Problem to solve
Whenever a line contains the string "Assignment", copy it out of the entries.

-- Begin Stored data --

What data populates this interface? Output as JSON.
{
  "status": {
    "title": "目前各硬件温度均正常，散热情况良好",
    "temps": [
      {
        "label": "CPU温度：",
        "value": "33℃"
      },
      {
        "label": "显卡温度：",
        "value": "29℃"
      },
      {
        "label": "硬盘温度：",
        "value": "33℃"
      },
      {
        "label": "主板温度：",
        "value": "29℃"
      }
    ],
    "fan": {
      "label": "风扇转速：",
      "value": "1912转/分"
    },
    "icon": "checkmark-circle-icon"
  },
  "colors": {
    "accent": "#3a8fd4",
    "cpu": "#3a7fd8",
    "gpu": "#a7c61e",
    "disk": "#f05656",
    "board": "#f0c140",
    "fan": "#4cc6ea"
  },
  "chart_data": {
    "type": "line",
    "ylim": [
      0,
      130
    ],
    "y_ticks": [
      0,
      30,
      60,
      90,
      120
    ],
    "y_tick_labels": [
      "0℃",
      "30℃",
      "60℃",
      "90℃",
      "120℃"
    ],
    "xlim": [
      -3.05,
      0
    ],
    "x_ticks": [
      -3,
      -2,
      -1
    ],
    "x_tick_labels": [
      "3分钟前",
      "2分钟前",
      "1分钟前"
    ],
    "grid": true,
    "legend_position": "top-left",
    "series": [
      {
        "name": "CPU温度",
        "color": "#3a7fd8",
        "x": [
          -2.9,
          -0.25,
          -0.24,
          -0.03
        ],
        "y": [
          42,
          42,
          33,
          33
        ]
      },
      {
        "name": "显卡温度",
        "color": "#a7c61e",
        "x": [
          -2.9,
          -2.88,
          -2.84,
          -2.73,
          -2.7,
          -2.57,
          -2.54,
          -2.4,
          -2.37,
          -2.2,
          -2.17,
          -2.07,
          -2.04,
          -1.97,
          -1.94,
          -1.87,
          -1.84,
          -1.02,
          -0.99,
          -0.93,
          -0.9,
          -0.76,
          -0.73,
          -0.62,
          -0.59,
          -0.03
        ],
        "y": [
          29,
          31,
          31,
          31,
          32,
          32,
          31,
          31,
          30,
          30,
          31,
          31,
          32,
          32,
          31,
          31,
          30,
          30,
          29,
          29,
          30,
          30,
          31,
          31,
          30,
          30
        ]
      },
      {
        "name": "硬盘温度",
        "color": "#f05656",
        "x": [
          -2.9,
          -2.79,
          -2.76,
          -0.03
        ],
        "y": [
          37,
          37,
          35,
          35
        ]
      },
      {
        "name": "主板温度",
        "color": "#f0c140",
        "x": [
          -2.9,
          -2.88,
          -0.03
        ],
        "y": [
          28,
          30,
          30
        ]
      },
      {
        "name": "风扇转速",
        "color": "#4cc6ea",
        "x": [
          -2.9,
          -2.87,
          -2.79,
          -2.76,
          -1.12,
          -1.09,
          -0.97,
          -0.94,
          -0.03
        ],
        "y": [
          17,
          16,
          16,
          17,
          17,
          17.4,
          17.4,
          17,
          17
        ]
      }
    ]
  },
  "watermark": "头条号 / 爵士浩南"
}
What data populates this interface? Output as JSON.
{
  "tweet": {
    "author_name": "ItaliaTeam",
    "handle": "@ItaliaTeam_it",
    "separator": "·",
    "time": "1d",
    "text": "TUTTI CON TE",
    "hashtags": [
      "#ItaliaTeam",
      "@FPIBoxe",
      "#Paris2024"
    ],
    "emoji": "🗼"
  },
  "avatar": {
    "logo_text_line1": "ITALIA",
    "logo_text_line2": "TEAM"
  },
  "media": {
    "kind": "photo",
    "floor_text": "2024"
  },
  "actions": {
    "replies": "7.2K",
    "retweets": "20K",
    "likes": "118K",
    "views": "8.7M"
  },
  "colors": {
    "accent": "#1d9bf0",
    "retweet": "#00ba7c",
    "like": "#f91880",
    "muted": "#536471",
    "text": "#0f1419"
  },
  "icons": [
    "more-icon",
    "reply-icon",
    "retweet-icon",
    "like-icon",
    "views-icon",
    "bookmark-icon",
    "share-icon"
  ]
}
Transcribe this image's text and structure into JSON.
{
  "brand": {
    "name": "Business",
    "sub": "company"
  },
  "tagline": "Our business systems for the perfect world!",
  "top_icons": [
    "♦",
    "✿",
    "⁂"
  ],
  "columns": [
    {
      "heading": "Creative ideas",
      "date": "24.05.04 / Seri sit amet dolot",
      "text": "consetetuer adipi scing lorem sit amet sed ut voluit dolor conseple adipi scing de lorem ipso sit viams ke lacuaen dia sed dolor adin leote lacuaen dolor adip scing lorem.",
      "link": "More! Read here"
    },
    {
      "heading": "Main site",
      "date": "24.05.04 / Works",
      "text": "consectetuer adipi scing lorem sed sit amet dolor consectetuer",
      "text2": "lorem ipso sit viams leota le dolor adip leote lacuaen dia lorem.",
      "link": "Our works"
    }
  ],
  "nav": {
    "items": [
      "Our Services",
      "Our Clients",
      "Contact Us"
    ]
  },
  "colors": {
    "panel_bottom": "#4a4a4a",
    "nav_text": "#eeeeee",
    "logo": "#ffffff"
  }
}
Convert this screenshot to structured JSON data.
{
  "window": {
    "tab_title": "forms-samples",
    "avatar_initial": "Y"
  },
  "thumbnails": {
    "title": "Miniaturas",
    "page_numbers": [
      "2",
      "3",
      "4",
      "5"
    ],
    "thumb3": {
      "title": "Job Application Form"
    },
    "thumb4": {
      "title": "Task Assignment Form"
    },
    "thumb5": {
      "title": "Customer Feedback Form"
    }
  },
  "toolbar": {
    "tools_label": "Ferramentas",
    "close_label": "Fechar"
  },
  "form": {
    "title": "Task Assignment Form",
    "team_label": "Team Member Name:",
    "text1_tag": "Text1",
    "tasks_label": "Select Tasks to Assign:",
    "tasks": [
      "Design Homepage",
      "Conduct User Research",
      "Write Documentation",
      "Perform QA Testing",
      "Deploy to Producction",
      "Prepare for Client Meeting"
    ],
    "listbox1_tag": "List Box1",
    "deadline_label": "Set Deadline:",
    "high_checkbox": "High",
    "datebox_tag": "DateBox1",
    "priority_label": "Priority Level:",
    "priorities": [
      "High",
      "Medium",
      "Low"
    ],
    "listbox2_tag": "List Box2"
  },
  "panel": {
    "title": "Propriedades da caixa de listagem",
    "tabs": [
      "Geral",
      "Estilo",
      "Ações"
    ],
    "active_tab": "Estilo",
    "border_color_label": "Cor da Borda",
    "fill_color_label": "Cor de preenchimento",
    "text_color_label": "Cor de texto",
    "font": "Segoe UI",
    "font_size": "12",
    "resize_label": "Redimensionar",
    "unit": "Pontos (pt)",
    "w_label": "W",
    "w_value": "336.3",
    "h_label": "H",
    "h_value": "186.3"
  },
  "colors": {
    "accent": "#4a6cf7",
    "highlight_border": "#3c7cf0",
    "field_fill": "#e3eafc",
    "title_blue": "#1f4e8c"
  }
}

-- End Stored data --

Answer in full
      "title": "Task Assignment Form"
    "title": "Task Assignment Form",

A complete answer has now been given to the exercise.